** RECORD SET follows **

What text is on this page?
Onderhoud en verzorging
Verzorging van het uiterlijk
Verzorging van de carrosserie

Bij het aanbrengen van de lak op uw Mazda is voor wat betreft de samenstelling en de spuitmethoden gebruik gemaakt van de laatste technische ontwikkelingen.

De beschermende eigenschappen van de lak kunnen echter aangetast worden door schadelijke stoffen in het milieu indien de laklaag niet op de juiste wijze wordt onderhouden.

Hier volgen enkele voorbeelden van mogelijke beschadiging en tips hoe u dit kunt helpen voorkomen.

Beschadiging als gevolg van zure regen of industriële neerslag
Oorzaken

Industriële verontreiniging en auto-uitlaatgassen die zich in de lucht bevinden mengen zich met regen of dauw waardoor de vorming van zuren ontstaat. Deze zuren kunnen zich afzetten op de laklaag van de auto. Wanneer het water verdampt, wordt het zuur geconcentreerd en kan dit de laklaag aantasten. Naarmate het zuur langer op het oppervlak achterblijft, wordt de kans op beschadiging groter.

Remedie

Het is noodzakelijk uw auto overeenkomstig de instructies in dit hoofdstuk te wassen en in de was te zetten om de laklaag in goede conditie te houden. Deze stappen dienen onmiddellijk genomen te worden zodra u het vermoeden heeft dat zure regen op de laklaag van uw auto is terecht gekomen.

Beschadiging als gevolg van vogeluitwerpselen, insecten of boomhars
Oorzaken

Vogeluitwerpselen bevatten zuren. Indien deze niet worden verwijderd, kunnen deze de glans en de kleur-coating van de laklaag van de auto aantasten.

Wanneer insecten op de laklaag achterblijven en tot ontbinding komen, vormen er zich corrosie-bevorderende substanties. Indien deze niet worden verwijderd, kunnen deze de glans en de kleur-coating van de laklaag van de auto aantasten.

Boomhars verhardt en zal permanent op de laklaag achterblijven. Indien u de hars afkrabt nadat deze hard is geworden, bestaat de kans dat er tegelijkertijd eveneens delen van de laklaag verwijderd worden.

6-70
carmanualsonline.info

** End of RECORD SET **

| TRY IT |
All of the entries should be transcribed exactly as they appear.

| RESULT OF THE EXERCISE |
What text is on this page?
Onderhoud en verzorging
Verzorging van het uiterlijk
Verzorging van de carrosserie

Bij het aanbrengen van de lak op uw Mazda is voor wat betreft de samenstelling en de spuitmethoden gebruik gemaakt van de laatste technische ontwikkelingen.

De beschermende eigenschappen van de lak kunnen echter aangetast worden door schadelijke stoffen in het milieu indien de laklaag niet op de juiste wijze wordt onderhouden.

Hier volgen enkele voorbeelden van mogelijke beschadiging en tips hoe u dit kunt helpen voorkomen.

Beschadiging als gevolg van zure regen of industriële neerslag
Oorzaken

Industriële verontreiniging en auto-uitlaatgassen die zich in de lucht bevinden mengen zich met regen of dauw waardoor de vorming van zuren ontstaat. Deze zuren kunnen zich afzetten op de laklaag van de auto. Wanneer het water verdampt, wordt het zuur geconcentreerd en kan dit de laklaag aantasten. Naarmate het zuur langer op het oppervlak achterblijft, wordt de kans op beschadiging groter.

Remedie

Het is noodzakelijk uw auto overeenkomstig de instructies in dit hoofdstuk te wassen en in de was te zetten om de laklaag in goede conditie te houden. Deze stappen dienen onmiddellijk genomen te worden zodra u het vermoeden heeft dat zure regen op de laklaag van uw auto is terecht gekomen.

Beschadiging als gevolg van vogeluitwerpselen, insecten of boomhars
Oorzaken

Vogeluitwerpselen bevatten zuren. Indien deze niet worden verwijderd, kunnen deze de glans en de kleur-coating van de laklaag van de auto aantasten.

Wanneer insecten op de laklaag achterblijven en tot ontbinding komen, vormen er zich corrosie-bevorderende substanties. Indien deze niet worden verwijderd, kunnen deze de glans en de kleur-coating van de laklaag van de auto aantasten.

Boomhars verhardt en zal permanent op de laklaag achterblijven. Indien u de hars afkrabt nadat deze hard is geworden, bestaat de kans dat er tegelijkertijd eveneens delen van de laklaag verwijderd worden.

6-70
carmanualsonline.info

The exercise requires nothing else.